Text shown
:::::
Spring Cloud AWS EC2: Master Instance Management and Elastic Compute
Learn how to integrate Spring Cloud with AWS EC2 for instance management, elastic compute, and production-ready automation.
20+ years shipping production Java in banking & fintech. Notes here come from systems that actually shipped.
- ✓Java 17 or later
- ✓Spring Boot 3.x project
- ✓AWS account with EC2 permissions
- ✓Basic knowledge of AWS EC2 concepts (instances, AMIs, security groups)
- Use Spring Cloud AWS EC2 to programmatically manage EC2 instances, including launch, stop, terminate, and describe operations.
- Leverage the
AmazonEC2client bean auto-configured by Spring Cloud AWS for dependency injection. - Implement custom instance tagging strategies for environment isolation and cost tracking.
- Handle rate limiting and pagination when listing instances to avoid throttling.
- Combine with Spring Retry for resilience against transient AWS API failures.
Imagine you have a fleet of delivery trucks. Spring Cloud AWS EC2 is like a remote control that lets you start, stop, and check the status of each truck from your office. You can also tag them (e.g., 'perishable goods' or 'long distance') and automate their schedules. This saves you from manually logging into each truck or driving to the depot.
If you're building microservices on AWS, you've probably automated EC2 instances with scripts or Terraform. But what if your Java application needs to manage instances dynamically—scaling up workers for a batch job, spinning up test environments on demand, or orchestrating a fleet of compute nodes? That's where Spring Cloud AWS EC2 comes in.
:::::
Dataset

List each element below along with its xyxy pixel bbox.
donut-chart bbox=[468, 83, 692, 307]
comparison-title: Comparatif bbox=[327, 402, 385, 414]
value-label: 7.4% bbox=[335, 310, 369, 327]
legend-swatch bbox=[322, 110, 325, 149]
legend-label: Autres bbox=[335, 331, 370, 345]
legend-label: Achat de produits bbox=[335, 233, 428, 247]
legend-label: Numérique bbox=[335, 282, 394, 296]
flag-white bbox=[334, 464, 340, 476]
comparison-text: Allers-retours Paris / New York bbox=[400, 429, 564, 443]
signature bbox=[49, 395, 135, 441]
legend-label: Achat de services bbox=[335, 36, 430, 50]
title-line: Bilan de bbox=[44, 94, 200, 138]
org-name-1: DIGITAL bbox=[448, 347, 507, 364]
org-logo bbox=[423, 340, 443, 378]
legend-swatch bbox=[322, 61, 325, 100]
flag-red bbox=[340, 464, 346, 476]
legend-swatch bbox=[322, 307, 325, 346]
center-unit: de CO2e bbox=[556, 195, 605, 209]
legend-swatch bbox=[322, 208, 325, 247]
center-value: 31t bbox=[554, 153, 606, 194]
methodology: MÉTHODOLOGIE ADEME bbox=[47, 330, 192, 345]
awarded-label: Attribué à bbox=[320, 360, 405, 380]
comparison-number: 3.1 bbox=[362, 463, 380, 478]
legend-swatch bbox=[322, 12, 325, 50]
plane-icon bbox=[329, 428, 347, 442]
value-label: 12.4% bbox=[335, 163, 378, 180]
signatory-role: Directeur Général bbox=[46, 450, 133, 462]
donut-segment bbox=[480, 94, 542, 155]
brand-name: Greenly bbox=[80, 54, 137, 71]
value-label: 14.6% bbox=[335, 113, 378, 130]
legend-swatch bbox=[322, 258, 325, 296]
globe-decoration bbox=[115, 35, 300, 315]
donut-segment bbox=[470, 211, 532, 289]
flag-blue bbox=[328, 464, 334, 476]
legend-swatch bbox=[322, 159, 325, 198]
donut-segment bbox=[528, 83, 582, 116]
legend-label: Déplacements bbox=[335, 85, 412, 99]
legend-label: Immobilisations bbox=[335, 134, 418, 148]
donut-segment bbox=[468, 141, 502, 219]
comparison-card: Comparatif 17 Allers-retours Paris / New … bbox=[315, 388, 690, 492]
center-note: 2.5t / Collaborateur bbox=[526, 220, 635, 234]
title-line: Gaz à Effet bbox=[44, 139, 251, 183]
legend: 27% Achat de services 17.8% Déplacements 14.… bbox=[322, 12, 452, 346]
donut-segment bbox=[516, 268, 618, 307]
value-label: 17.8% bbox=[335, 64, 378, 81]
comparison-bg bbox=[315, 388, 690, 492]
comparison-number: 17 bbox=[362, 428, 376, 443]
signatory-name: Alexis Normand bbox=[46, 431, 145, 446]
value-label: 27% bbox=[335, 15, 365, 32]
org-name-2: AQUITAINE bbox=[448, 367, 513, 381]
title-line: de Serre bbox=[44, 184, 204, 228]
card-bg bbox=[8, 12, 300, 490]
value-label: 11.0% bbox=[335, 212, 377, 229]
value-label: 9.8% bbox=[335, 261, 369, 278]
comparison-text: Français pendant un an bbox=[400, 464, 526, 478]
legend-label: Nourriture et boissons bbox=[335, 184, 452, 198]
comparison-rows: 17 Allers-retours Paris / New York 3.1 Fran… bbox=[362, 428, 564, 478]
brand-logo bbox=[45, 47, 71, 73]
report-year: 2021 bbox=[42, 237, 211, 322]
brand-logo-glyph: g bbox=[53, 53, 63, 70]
:::::
Given instruction A
From the Spring Cloud AWS EC2 article, copy word for word the passage that begins at "- ✓Java 17 or" and ends after "and cost tracking.".
Given instruction B
Answer these from the Spring Cloud AWS EC2 article:
(i) Which Java version does the list ask for?
(ii) In the delivery truck comparison, what two example tags are given?
(iii) Spring Retry is suggested for resilience against what?
Given instruction C
Continue the Spring Cloud AWS EC2 article from its last sentence.

Exercise answer A
- ✓Java 17 or later
- ✓Spring Boot 3.x project
- ✓AWS account with EC2 permissions
- ✓Basic knowledge of AWS EC2 concepts (instances, AMIs, security groups)
- Use Spring Cloud AWS EC2 to programmatically manage EC2 instances, including launch, stop, terminate, and describe operations.
- Leverage the
AmazonEC2client bean auto-configured by Spring Cloud AWS for dependency injection. - Implement custom instance tagging strategies for environment isolation and cost tracking.

Exercise answer B
(i) Java 17 or later
(ii) 'perishable goods' and 'long distance'
(iii) Transient AWS API failures

Exercise answer C
I've been using Spring Cloud AWS since the 1.x days, and I've seen teams waste hours reinventing the wheel with raw AWS SDK calls. The Spring Cloud AWS integration gives you auto-configured clients, sensible defaults, and a consistent programming model. But it's not magic—you still need to handle pagination, rate limits, and tagging strategies.
In this article, I'll walk you through real-world patterns for EC2 instance management using Spring Cloud AWS. We'll cover launching instances with custom AMIs, filtering by tags, handling termination protection, and integrating with Spring Retry for resilience. I'll also share a production incident where a misconfigured tag nearly cost a startup $10,000 in orphaned instances. Let's dive in.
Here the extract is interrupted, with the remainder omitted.